*Task*. Report only how many lines hold the word "title".

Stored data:
START

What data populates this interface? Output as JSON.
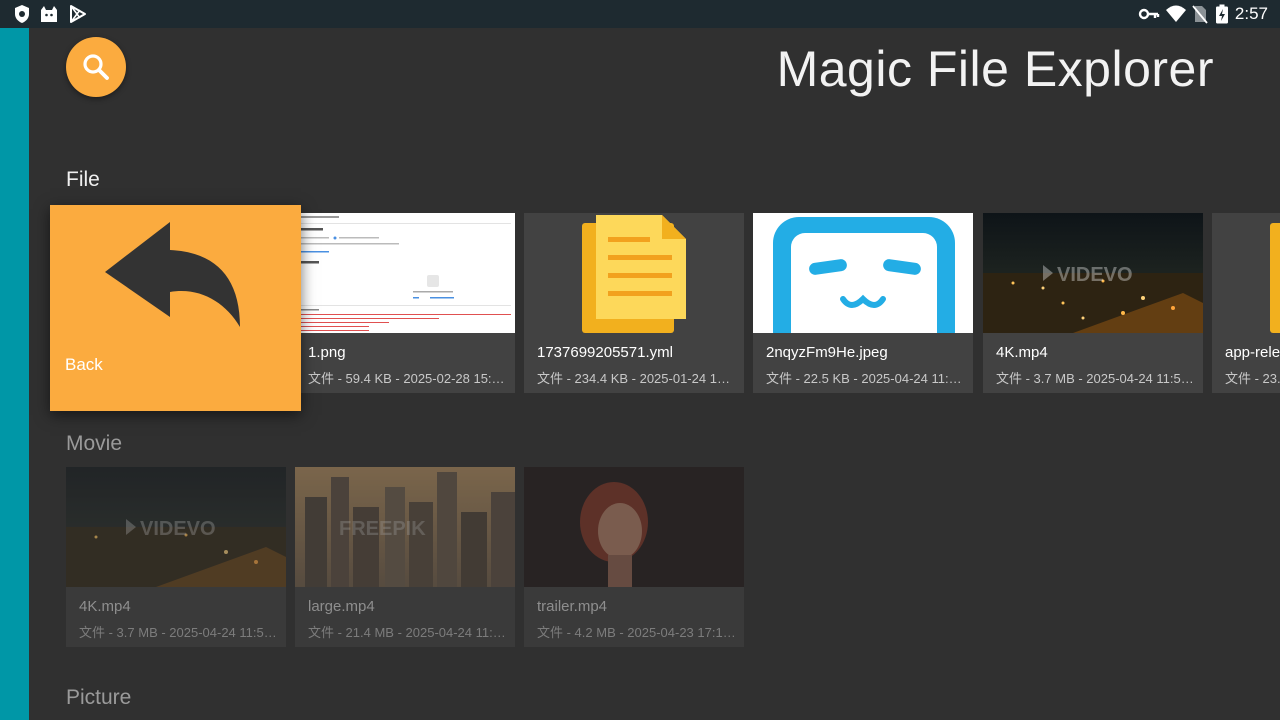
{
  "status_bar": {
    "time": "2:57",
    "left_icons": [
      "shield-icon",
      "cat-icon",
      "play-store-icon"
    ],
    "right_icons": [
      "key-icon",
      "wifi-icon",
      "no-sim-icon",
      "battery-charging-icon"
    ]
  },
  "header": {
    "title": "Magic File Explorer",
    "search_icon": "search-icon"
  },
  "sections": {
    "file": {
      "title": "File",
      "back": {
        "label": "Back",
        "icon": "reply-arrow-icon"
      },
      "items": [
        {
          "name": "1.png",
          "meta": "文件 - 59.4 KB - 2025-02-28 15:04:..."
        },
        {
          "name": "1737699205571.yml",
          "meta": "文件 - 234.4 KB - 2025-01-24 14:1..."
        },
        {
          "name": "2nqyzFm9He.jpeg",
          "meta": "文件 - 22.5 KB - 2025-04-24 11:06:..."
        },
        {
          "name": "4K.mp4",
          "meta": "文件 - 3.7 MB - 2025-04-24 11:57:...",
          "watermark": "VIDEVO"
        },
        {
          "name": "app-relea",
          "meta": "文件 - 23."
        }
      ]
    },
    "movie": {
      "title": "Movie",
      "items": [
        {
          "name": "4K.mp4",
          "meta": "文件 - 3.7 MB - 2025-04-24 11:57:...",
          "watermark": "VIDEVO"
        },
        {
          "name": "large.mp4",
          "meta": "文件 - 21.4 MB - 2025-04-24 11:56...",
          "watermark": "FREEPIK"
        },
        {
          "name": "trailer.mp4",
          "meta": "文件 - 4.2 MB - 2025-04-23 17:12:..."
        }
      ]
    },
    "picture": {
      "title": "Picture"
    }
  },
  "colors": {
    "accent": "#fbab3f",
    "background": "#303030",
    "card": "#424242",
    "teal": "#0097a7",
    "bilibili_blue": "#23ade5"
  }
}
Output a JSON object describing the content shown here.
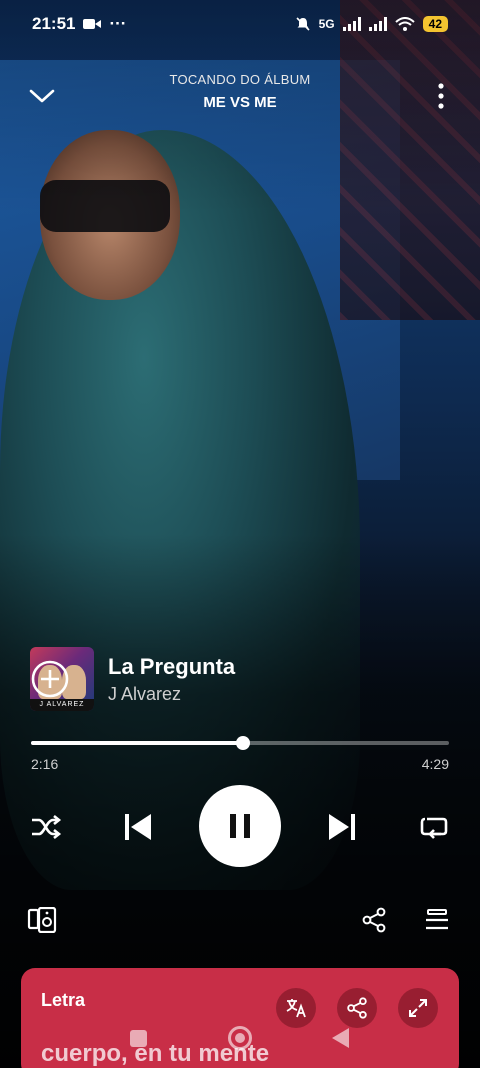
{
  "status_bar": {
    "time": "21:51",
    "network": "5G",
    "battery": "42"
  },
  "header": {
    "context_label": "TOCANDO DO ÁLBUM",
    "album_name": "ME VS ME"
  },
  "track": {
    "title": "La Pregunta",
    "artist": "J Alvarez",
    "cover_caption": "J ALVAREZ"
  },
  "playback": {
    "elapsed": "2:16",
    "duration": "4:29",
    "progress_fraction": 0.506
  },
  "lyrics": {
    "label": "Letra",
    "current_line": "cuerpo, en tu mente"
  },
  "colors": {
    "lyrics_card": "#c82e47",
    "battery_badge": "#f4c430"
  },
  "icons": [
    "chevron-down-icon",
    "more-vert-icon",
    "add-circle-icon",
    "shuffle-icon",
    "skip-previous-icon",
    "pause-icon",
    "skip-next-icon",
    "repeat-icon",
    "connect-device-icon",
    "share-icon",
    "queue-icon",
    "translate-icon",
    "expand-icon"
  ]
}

END

*Answer in full*. 5